Figure content listings:

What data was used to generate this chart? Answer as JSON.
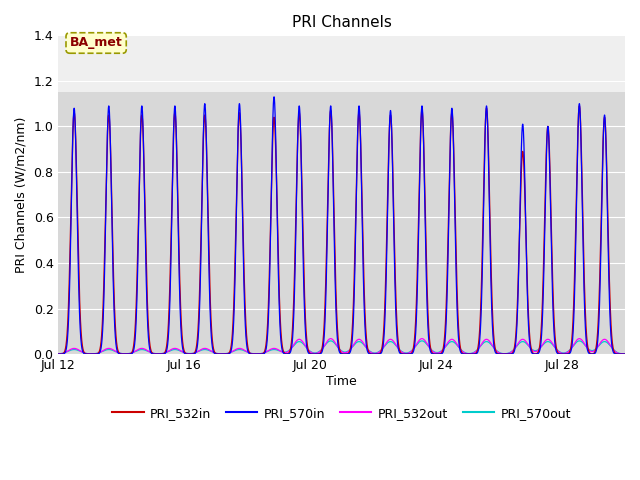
{
  "title": "PRI Channels",
  "ylabel": "PRI Channels (W/m2/nm)",
  "xlabel": "Time",
  "annotation": "BA_met",
  "ylim": [
    0,
    1.4
  ],
  "xlim": [
    12,
    30
  ],
  "xtick_days": [
    12,
    16,
    20,
    24,
    28
  ],
  "xtick_labels": [
    "Jul 12",
    "Jul 16",
    "Jul 20",
    "Jul 24",
    "Jul 28"
  ],
  "colors": {
    "PRI_532in": "#cc0000",
    "PRI_570in": "#0000ff",
    "PRI_532out": "#ff00ff",
    "PRI_570out": "#00cccc"
  },
  "bg_color": "#d8d8d8",
  "fig_bg": "#ffffff",
  "peak_days": [
    12.5,
    13.6,
    14.65,
    15.7,
    16.65,
    17.75,
    18.85,
    19.65,
    20.65,
    21.55,
    22.55,
    23.55,
    24.5,
    25.6,
    26.75,
    27.55,
    28.55,
    29.35
  ],
  "peak_heights_570in": [
    1.08,
    1.09,
    1.09,
    1.09,
    1.1,
    1.1,
    1.13,
    1.09,
    1.09,
    1.09,
    1.07,
    1.09,
    1.08,
    1.09,
    1.01,
    1.0,
    1.1,
    1.05
  ],
  "peak_heights_532in": [
    1.06,
    1.05,
    1.05,
    1.06,
    1.05,
    1.06,
    1.04,
    1.06,
    1.07,
    1.06,
    1.05,
    1.07,
    1.06,
    1.08,
    0.89,
    1.0,
    1.09,
    1.04
  ],
  "peak_heights_532out": [
    0.025,
    0.025,
    0.025,
    0.025,
    0.025,
    0.025,
    0.025,
    0.065,
    0.068,
    0.065,
    0.065,
    0.068,
    0.065,
    0.065,
    0.065,
    0.065,
    0.068,
    0.065
  ],
  "peak_heights_570out": [
    0.02,
    0.02,
    0.02,
    0.02,
    0.02,
    0.02,
    0.02,
    0.055,
    0.058,
    0.055,
    0.055,
    0.058,
    0.055,
    0.055,
    0.055,
    0.055,
    0.058,
    0.055
  ]
}
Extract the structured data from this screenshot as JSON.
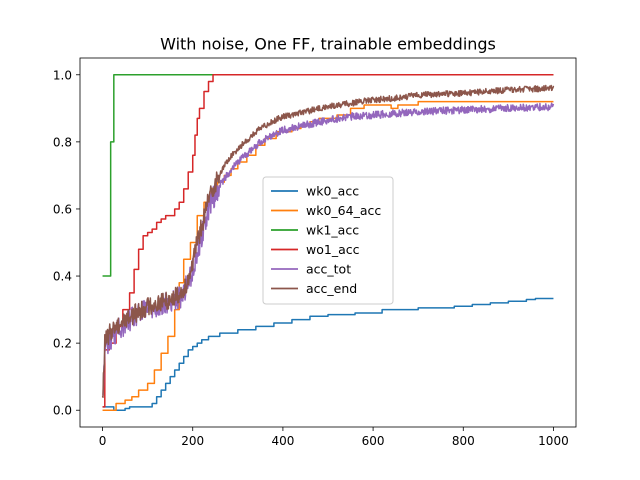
{
  "chart_data": {
    "type": "line",
    "title": "With noise, One FF, trainable embeddings",
    "xlabel": "",
    "ylabel": "",
    "xlim": [
      -50,
      1050
    ],
    "ylim": [
      -0.05,
      1.05
    ],
    "x_ticks": [
      0,
      200,
      400,
      600,
      800,
      1000
    ],
    "y_ticks": [
      0.0,
      0.2,
      0.4,
      0.6,
      0.8,
      1.0
    ],
    "grid": false,
    "legend_position": "center-right",
    "series": [
      {
        "name": "wk0_acc",
        "color": "#1f77b4",
        "style": "step",
        "points": [
          [
            0,
            0.01
          ],
          [
            20,
            0.01
          ],
          [
            25,
            0.0
          ],
          [
            50,
            0.005
          ],
          [
            60,
            0.01
          ],
          [
            100,
            0.01
          ],
          [
            110,
            0.02
          ],
          [
            120,
            0.04
          ],
          [
            130,
            0.06
          ],
          [
            140,
            0.08
          ],
          [
            150,
            0.1
          ],
          [
            160,
            0.12
          ],
          [
            170,
            0.14
          ],
          [
            180,
            0.16
          ],
          [
            190,
            0.18
          ],
          [
            200,
            0.19
          ],
          [
            210,
            0.2
          ],
          [
            220,
            0.21
          ],
          [
            235,
            0.22
          ],
          [
            260,
            0.23
          ],
          [
            300,
            0.24
          ],
          [
            340,
            0.25
          ],
          [
            380,
            0.26
          ],
          [
            420,
            0.27
          ],
          [
            460,
            0.28
          ],
          [
            500,
            0.285
          ],
          [
            560,
            0.29
          ],
          [
            620,
            0.3
          ],
          [
            700,
            0.305
          ],
          [
            780,
            0.31
          ],
          [
            820,
            0.315
          ],
          [
            860,
            0.32
          ],
          [
            900,
            0.325
          ],
          [
            940,
            0.33
          ],
          [
            960,
            0.333
          ],
          [
            1000,
            0.333
          ]
        ]
      },
      {
        "name": "wk0_64_acc",
        "color": "#ff7f0e",
        "style": "step",
        "points": [
          [
            0,
            0.0
          ],
          [
            10,
            0.0
          ],
          [
            30,
            0.02
          ],
          [
            50,
            0.03
          ],
          [
            65,
            0.04
          ],
          [
            80,
            0.06
          ],
          [
            100,
            0.08
          ],
          [
            115,
            0.12
          ],
          [
            130,
            0.17
          ],
          [
            145,
            0.22
          ],
          [
            160,
            0.3
          ],
          [
            170,
            0.38
          ],
          [
            180,
            0.45
          ],
          [
            195,
            0.5
          ],
          [
            210,
            0.58
          ],
          [
            225,
            0.62
          ],
          [
            240,
            0.66
          ],
          [
            255,
            0.68
          ],
          [
            270,
            0.7
          ],
          [
            285,
            0.72
          ],
          [
            300,
            0.74
          ],
          [
            320,
            0.76
          ],
          [
            340,
            0.79
          ],
          [
            360,
            0.81
          ],
          [
            385,
            0.83
          ],
          [
            420,
            0.84
          ],
          [
            440,
            0.85
          ],
          [
            460,
            0.86
          ],
          [
            480,
            0.87
          ],
          [
            500,
            0.87
          ],
          [
            520,
            0.88
          ],
          [
            550,
            0.9
          ],
          [
            580,
            0.91
          ],
          [
            620,
            0.91
          ],
          [
            640,
            0.9
          ],
          [
            655,
            0.91
          ],
          [
            680,
            0.91
          ],
          [
            700,
            0.92
          ],
          [
            1000,
            0.92
          ]
        ]
      },
      {
        "name": "wk1_acc",
        "color": "#2ca02c",
        "style": "step",
        "points": [
          [
            0,
            0.4
          ],
          [
            15,
            0.4
          ],
          [
            18,
            0.8
          ],
          [
            23,
            0.8
          ],
          [
            25,
            1.0
          ],
          [
            1000,
            1.0
          ]
        ]
      },
      {
        "name": "wo1_acc",
        "color": "#d62728",
        "style": "step",
        "points": [
          [
            0,
            0.01
          ],
          [
            5,
            0.18
          ],
          [
            15,
            0.2
          ],
          [
            30,
            0.25
          ],
          [
            45,
            0.3
          ],
          [
            60,
            0.35
          ],
          [
            70,
            0.42
          ],
          [
            80,
            0.48
          ],
          [
            90,
            0.52
          ],
          [
            100,
            0.53
          ],
          [
            110,
            0.54
          ],
          [
            120,
            0.56
          ],
          [
            130,
            0.57
          ],
          [
            140,
            0.58
          ],
          [
            150,
            0.58
          ],
          [
            160,
            0.6
          ],
          [
            170,
            0.62
          ],
          [
            180,
            0.66
          ],
          [
            190,
            0.71
          ],
          [
            200,
            0.76
          ],
          [
            205,
            0.82
          ],
          [
            210,
            0.87
          ],
          [
            215,
            0.9
          ],
          [
            225,
            0.95
          ],
          [
            235,
            0.98
          ],
          [
            245,
            1.0
          ],
          [
            1000,
            1.0
          ]
        ]
      },
      {
        "name": "acc_tot",
        "color": "#9467bd",
        "style": "noisy",
        "noise": 0.022,
        "points": [
          [
            0,
            0.02
          ],
          [
            5,
            0.18
          ],
          [
            20,
            0.22
          ],
          [
            50,
            0.26
          ],
          [
            100,
            0.3
          ],
          [
            150,
            0.32
          ],
          [
            175,
            0.34
          ],
          [
            190,
            0.38
          ],
          [
            200,
            0.42
          ],
          [
            210,
            0.47
          ],
          [
            220,
            0.52
          ],
          [
            230,
            0.58
          ],
          [
            240,
            0.62
          ],
          [
            255,
            0.66
          ],
          [
            275,
            0.7
          ],
          [
            300,
            0.74
          ],
          [
            325,
            0.77
          ],
          [
            350,
            0.8
          ],
          [
            375,
            0.82
          ],
          [
            400,
            0.835
          ],
          [
            450,
            0.85
          ],
          [
            500,
            0.865
          ],
          [
            550,
            0.875
          ],
          [
            600,
            0.88
          ],
          [
            650,
            0.885
          ],
          [
            700,
            0.89
          ],
          [
            800,
            0.895
          ],
          [
            900,
            0.9
          ],
          [
            1000,
            0.905
          ]
        ]
      },
      {
        "name": "acc_end",
        "color": "#8c564b",
        "style": "noisy",
        "noise": 0.018,
        "points": [
          [
            0,
            0.02
          ],
          [
            5,
            0.2
          ],
          [
            20,
            0.24
          ],
          [
            50,
            0.27
          ],
          [
            100,
            0.31
          ],
          [
            150,
            0.33
          ],
          [
            175,
            0.35
          ],
          [
            190,
            0.39
          ],
          [
            200,
            0.44
          ],
          [
            210,
            0.5
          ],
          [
            220,
            0.55
          ],
          [
            230,
            0.6
          ],
          [
            240,
            0.65
          ],
          [
            255,
            0.69
          ],
          [
            275,
            0.74
          ],
          [
            300,
            0.78
          ],
          [
            325,
            0.81
          ],
          [
            350,
            0.84
          ],
          [
            375,
            0.86
          ],
          [
            400,
            0.875
          ],
          [
            450,
            0.89
          ],
          [
            500,
            0.905
          ],
          [
            550,
            0.915
          ],
          [
            600,
            0.925
          ],
          [
            650,
            0.93
          ],
          [
            700,
            0.94
          ],
          [
            800,
            0.945
          ],
          [
            900,
            0.955
          ],
          [
            1000,
            0.96
          ]
        ]
      }
    ]
  }
}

*WORK TO BE COMPLETED:* Extract every line containing the string "noise" from the data above.

*CORRECT RESULT:*
    "title": "With noise, One FF, trainable embeddings",
        "noise": 0.022,
        "noise": 0.018,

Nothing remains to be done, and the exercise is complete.